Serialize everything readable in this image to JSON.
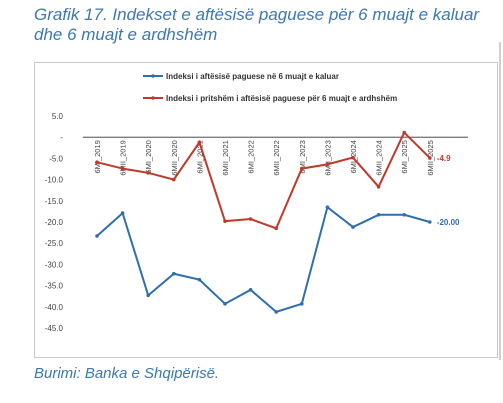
{
  "header": {
    "title_line1": "Grafik 17. Indekset e aftësisë paguese për 6 muajt e kaluar",
    "title_line2": "dhe 6 muajt e ardhshëm"
  },
  "footer": {
    "source": "Burimi: Banka e Shqipërisë."
  },
  "chart_data": {
    "type": "line",
    "categories": [
      "6MI_2019",
      "6MII_2019",
      "6MI_2020",
      "6MII_2020",
      "6MI_2021",
      "6MII_2021",
      "6MI_2022",
      "6MII_2022",
      "6MI_2023",
      "6MII_2023",
      "6MI_2024",
      "6MII_2024",
      "6MI_2025",
      "6MII_2025"
    ],
    "series": [
      {
        "name": "Indeksi i aftësisë paguese në 6 muajt e kaluar",
        "color": "#2f6fad",
        "values": [
          -23.3,
          -17.9,
          -37.3,
          -32.2,
          -33.6,
          -39.3,
          -36.0,
          -41.2,
          -39.3,
          -16.5,
          -21.2,
          -18.3,
          -18.3,
          -20.0
        ],
        "end_label": "-20.00"
      },
      {
        "name": "Indeksi i pritshëm i aftësisë paguese për 6 muajt e ardhshëm",
        "color": "#c0392b",
        "values": [
          -5.9,
          -7.4,
          -8.4,
          -10.0,
          -1.2,
          -19.8,
          -19.3,
          -21.5,
          -7.4,
          -6.4,
          -4.8,
          -11.7,
          1.1,
          -4.9
        ],
        "end_label": "-4.9"
      }
    ],
    "ylim": [
      -45,
      5
    ],
    "yticks": [
      "5.0",
      "-",
      "-5.0",
      "-10.0",
      "-15.0",
      "-20.0",
      "-25.0",
      "-30.0",
      "-35.0",
      "-40.0",
      "-45.0"
    ],
    "legend_position": "top",
    "grid": false
  }
}
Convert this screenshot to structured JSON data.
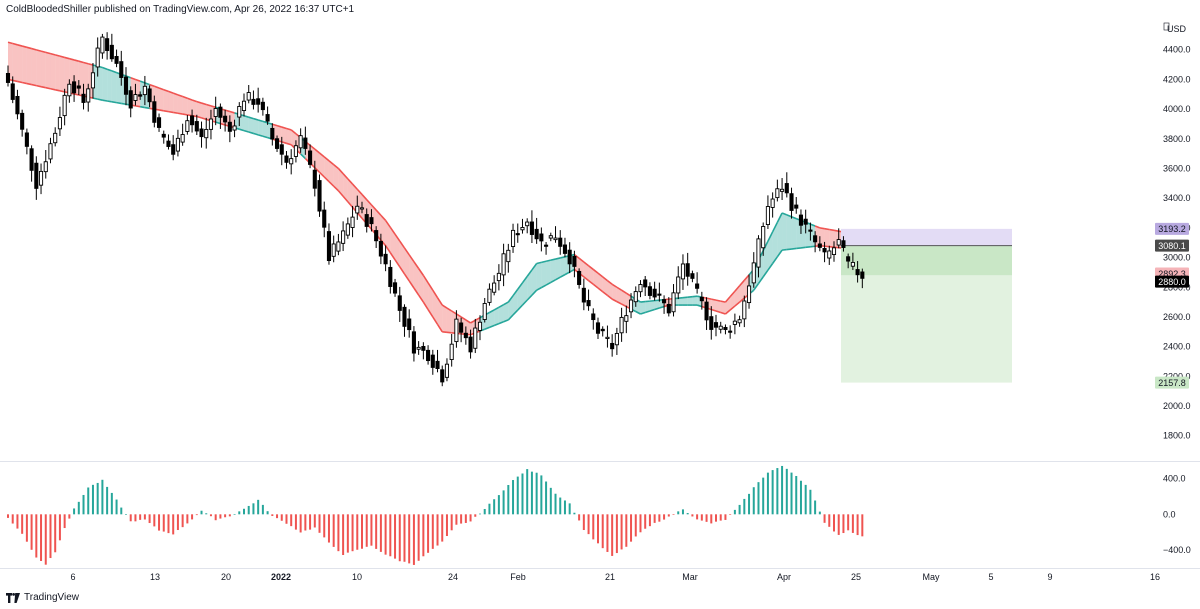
{
  "header": {
    "text": "ColdBloodedShiller published on TradingView.com, Apr 26, 2022 16:37 UTC+1"
  },
  "footer": {
    "brand": "TradingView",
    "logo_icon": "tradingview-logo-icon"
  },
  "colors": {
    "bull": "#26a69a",
    "bear": "#ef5350",
    "candle": "#000000",
    "profit_zone": "#e2f2e0",
    "profit_zone_dark": "#c9e7c6",
    "stop_zone": "#e3dcf5",
    "entry_tag": "#4a4a4a",
    "target_tag": "#c9e7c6",
    "stop_tag": "#b8a9e0",
    "current_tag": "#000000",
    "pink_tag": "#f5b4b8"
  },
  "chart_data": [
    {
      "type": "candlestick",
      "title": "",
      "currency": "USD",
      "yaxis": {
        "ticks": [
          1800,
          2000,
          2200,
          2400,
          2600,
          2800,
          3000,
          3200,
          3400,
          3600,
          3800,
          4000,
          4200,
          4400
        ],
        "tick_labels": [
          "1800.0",
          "2000.0",
          "2200.0",
          "2400.0",
          "2600.0",
          "2800.0",
          "3000.0",
          "3200.0",
          "3400.0",
          "3600.0",
          "3800.0",
          "4000.0",
          "4200.0",
          "4400.0"
        ],
        "range": [
          1650,
          4600
        ]
      },
      "xaxis": {
        "labels": [
          "6",
          "13",
          "20",
          "2022",
          "10",
          "24",
          "Feb",
          "21",
          "Mar",
          "Apr",
          "25",
          "May",
          "5",
          "9",
          "16"
        ]
      },
      "close_anchors": [
        [
          0,
          4180
        ],
        [
          3,
          3850
        ],
        [
          6,
          3500
        ],
        [
          10,
          3850
        ],
        [
          13,
          4200
        ],
        [
          16,
          4050
        ],
        [
          20,
          4480
        ],
        [
          23,
          4300
        ],
        [
          26,
          4050
        ],
        [
          29,
          4150
        ],
        [
          32,
          3850
        ],
        [
          35,
          3700
        ],
        [
          38,
          3950
        ],
        [
          41,
          3800
        ],
        [
          44,
          4000
        ],
        [
          47,
          3850
        ],
        [
          50,
          4080
        ],
        [
          53,
          4050
        ],
        [
          56,
          3800
        ],
        [
          59,
          3650
        ],
        [
          62,
          3800
        ],
        [
          65,
          3500
        ],
        [
          68,
          3000
        ],
        [
          71,
          3150
        ],
        [
          74,
          3350
        ],
        [
          77,
          3200
        ],
        [
          80,
          2950
        ],
        [
          83,
          2650
        ],
        [
          86,
          2400
        ],
        [
          89,
          2350
        ],
        [
          92,
          2200
        ],
        [
          95,
          2550
        ],
        [
          98,
          2400
        ],
        [
          101,
          2700
        ],
        [
          104,
          2900
        ],
        [
          107,
          3150
        ],
        [
          110,
          3250
        ],
        [
          113,
          3100
        ],
        [
          116,
          3150
        ],
        [
          119,
          3000
        ],
        [
          122,
          2700
        ],
        [
          125,
          2500
        ],
        [
          128,
          2400
        ],
        [
          131,
          2650
        ],
        [
          134,
          2850
        ],
        [
          137,
          2750
        ],
        [
          140,
          2650
        ],
        [
          143,
          2950
        ],
        [
          146,
          2750
        ],
        [
          149,
          2550
        ],
        [
          152,
          2500
        ],
        [
          155,
          2600
        ],
        [
          158,
          2950
        ],
        [
          161,
          3350
        ],
        [
          164,
          3480
        ],
        [
          167,
          3300
        ],
        [
          170,
          3150
        ],
        [
          173,
          3000
        ],
        [
          176,
          3100
        ],
        [
          178,
          2950
        ],
        [
          181,
          2880
        ]
      ],
      "emas": [
        {
          "name": "",
          "anchors": [
            [
              0,
              4450
            ],
            [
              20,
              4280
            ],
            [
              40,
              4050
            ],
            [
              60,
              3860
            ],
            [
              70,
              3600
            ],
            [
              80,
              3250
            ],
            [
              88,
              2880
            ],
            [
              92,
              2680
            ],
            [
              98,
              2560
            ],
            [
              106,
              2700
            ],
            [
              112,
              2960
            ],
            [
              120,
              3020
            ],
            [
              128,
              2820
            ],
            [
              134,
              2700
            ],
            [
              140,
              2720
            ],
            [
              146,
              2740
            ],
            [
              152,
              2700
            ],
            [
              158,
              2920
            ],
            [
              164,
              3300
            ],
            [
              172,
              3200
            ],
            [
              181,
              3150
            ]
          ]
        },
        {
          "name": "",
          "anchors": [
            [
              0,
              4200
            ],
            [
              20,
              4060
            ],
            [
              40,
              3950
            ],
            [
              60,
              3760
            ],
            [
              70,
              3450
            ],
            [
              80,
              3080
            ],
            [
              88,
              2700
            ],
            [
              92,
              2500
            ],
            [
              98,
              2480
            ],
            [
              106,
              2580
            ],
            [
              112,
              2780
            ],
            [
              120,
              2920
            ],
            [
              128,
              2720
            ],
            [
              134,
              2620
            ],
            [
              140,
              2680
            ],
            [
              146,
              2680
            ],
            [
              152,
              2620
            ],
            [
              158,
              2780
            ],
            [
              164,
              3050
            ],
            [
              172,
              3080
            ],
            [
              181,
              3050
            ]
          ]
        }
      ],
      "trade": {
        "entry_label": "3080.1",
        "stop_label": "3193.2",
        "target_label": "2157.8",
        "current_label": "2880.0",
        "pink_label": "2892.3",
        "entry": 3080.1,
        "stop": 3193.2,
        "target": 2157.8,
        "current": 2880.0,
        "pink": 2892.3
      }
    },
    {
      "type": "histogram",
      "title": "",
      "yaxis": {
        "ticks": [
          -400,
          0,
          400
        ],
        "tick_labels": [
          "−400.0",
          "0.0",
          "400.0"
        ],
        "range": [
          -600,
          540
        ]
      },
      "anchors": [
        [
          0,
          -40
        ],
        [
          3,
          -220
        ],
        [
          6,
          -480
        ],
        [
          8,
          -560
        ],
        [
          10,
          -420
        ],
        [
          12,
          -150
        ],
        [
          14,
          60
        ],
        [
          17,
          300
        ],
        [
          20,
          380
        ],
        [
          23,
          160
        ],
        [
          26,
          -80
        ],
        [
          29,
          -60
        ],
        [
          32,
          -180
        ],
        [
          35,
          -220
        ],
        [
          38,
          -100
        ],
        [
          41,
          40
        ],
        [
          44,
          -60
        ],
        [
          47,
          -20
        ],
        [
          50,
          60
        ],
        [
          53,
          160
        ],
        [
          56,
          -20
        ],
        [
          59,
          -100
        ],
        [
          62,
          -200
        ],
        [
          65,
          -150
        ],
        [
          68,
          -320
        ],
        [
          71,
          -450
        ],
        [
          74,
          -400
        ],
        [
          77,
          -350
        ],
        [
          80,
          -450
        ],
        [
          83,
          -520
        ],
        [
          86,
          -560
        ],
        [
          89,
          -430
        ],
        [
          92,
          -310
        ],
        [
          95,
          -120
        ],
        [
          98,
          -80
        ],
        [
          101,
          60
        ],
        [
          104,
          220
        ],
        [
          107,
          380
        ],
        [
          110,
          500
        ],
        [
          113,
          440
        ],
        [
          116,
          230
        ],
        [
          119,
          120
        ],
        [
          122,
          -170
        ],
        [
          125,
          -330
        ],
        [
          128,
          -470
        ],
        [
          131,
          -360
        ],
        [
          134,
          -200
        ],
        [
          137,
          -100
        ],
        [
          140,
          -30
        ],
        [
          143,
          60
        ],
        [
          146,
          -60
        ],
        [
          149,
          -100
        ],
        [
          152,
          -60
        ],
        [
          155,
          100
        ],
        [
          158,
          300
        ],
        [
          161,
          470
        ],
        [
          164,
          540
        ],
        [
          167,
          430
        ],
        [
          170,
          280
        ],
        [
          173,
          -100
        ],
        [
          176,
          -230
        ],
        [
          178,
          -180
        ],
        [
          181,
          -250
        ]
      ]
    }
  ]
}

**AIM OF THE TASK**
In the listing above, find the lines holding the word "this" and copy them.

**EXPECTED OUTPUT**
Serialize everything readable in this image to JSON.
Convert this screenshot to structured JSON data.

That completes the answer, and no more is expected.